Will you extract the entries word for word? Images should not appear in the copy.

-- Begin --

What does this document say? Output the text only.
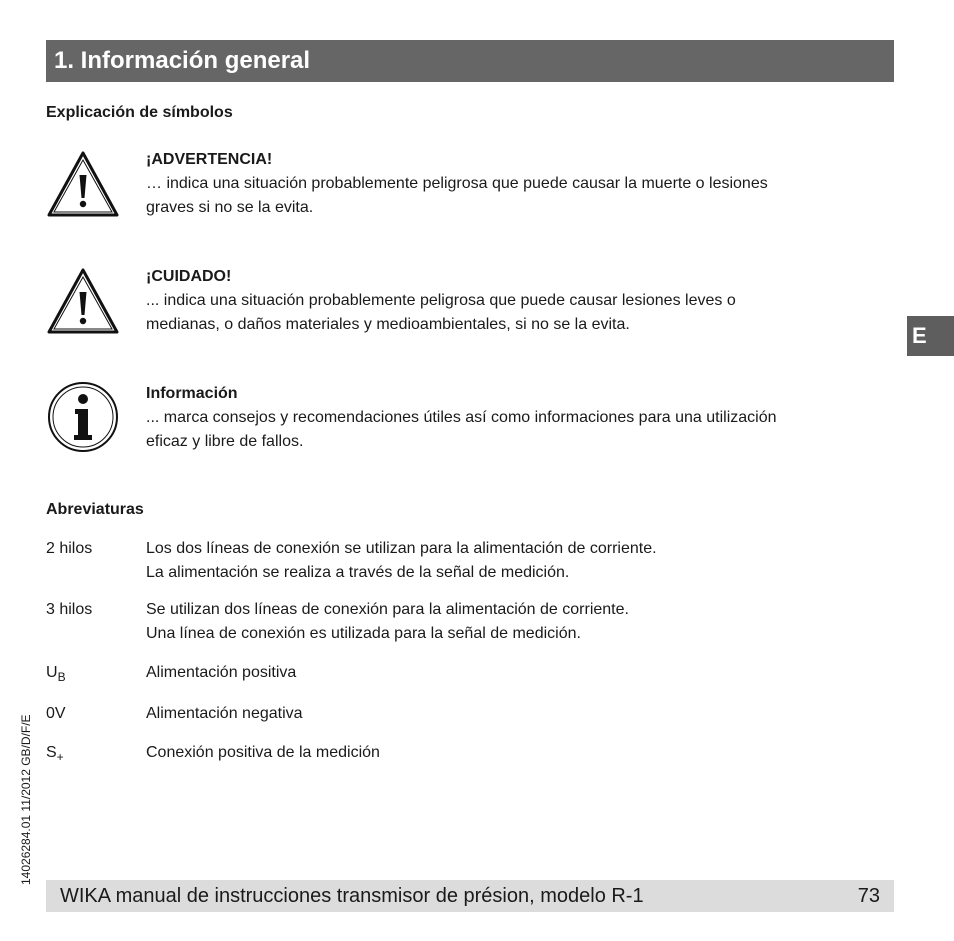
1. Información general
Explicación de símbolos
¡ADVERTENCIA!
… indica una situación probablemente peligrosa que puede causar la muerte o lesiones
graves si no se la evita.
¡CUIDADO!
... indica una situación probablemente peligrosa que puede causar lesiones leves o
medianas, o daños materiales y medioambientales, si no se la evita.
Información
... marca consejos y recomendaciones útiles así como informaciones para una utilización
eficaz y libre de fallos.
Abreviaturas
2 hilos	Los dos líneas de conexión se utilizan para la alimentación de corriente.
La alimentación se realiza a través de la señal de medición.
3 hilos	Se utilizan dos líneas de conexión para la alimentación de corriente.
Una línea de conexión es utilizada para la señal de medición.
$U_B$	Alimentación positiva
0V	Alimentación negativa
$S_+$	Conexión positiva de la medición
E
14026284.01 11/2012 GB/D/F/E
WIKA manual de instrucciones transmisor de présion, modelo R-1	73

-- End --

REPLY TO THE TASK »
What does this document say? Output the text only.
1. Información general
Explicación de símbolos
¡ADVERTENCIA!
… indica una situación probablemente peligrosa que puede causar la muerte o lesiones
graves si no se la evita.
¡CUIDADO!
... indica una situación probablemente peligrosa que puede causar lesiones leves o
medianas, o daños materiales y medioambientales, si no se la evita.
Información
... marca consejos y recomendaciones útiles así como informaciones para una utilización
eficaz y libre de fallos.
Abreviaturas
2 hilos	Los dos líneas de conexión se utilizan para la alimentación de corriente.
La alimentación se realiza a través de la señal de medición.
3 hilos	Se utilizan dos líneas de conexión para la alimentación de corriente.
Una línea de conexión es utilizada para la señal de medición.
$U_B$	Alimentación positiva
0V	Alimentación negativa
$S_+$	Conexión positiva de la medición
E
14026284.01 11/2012 GB/D/F/E
WIKA manual de instrucciones transmisor de présion, modelo R-1	73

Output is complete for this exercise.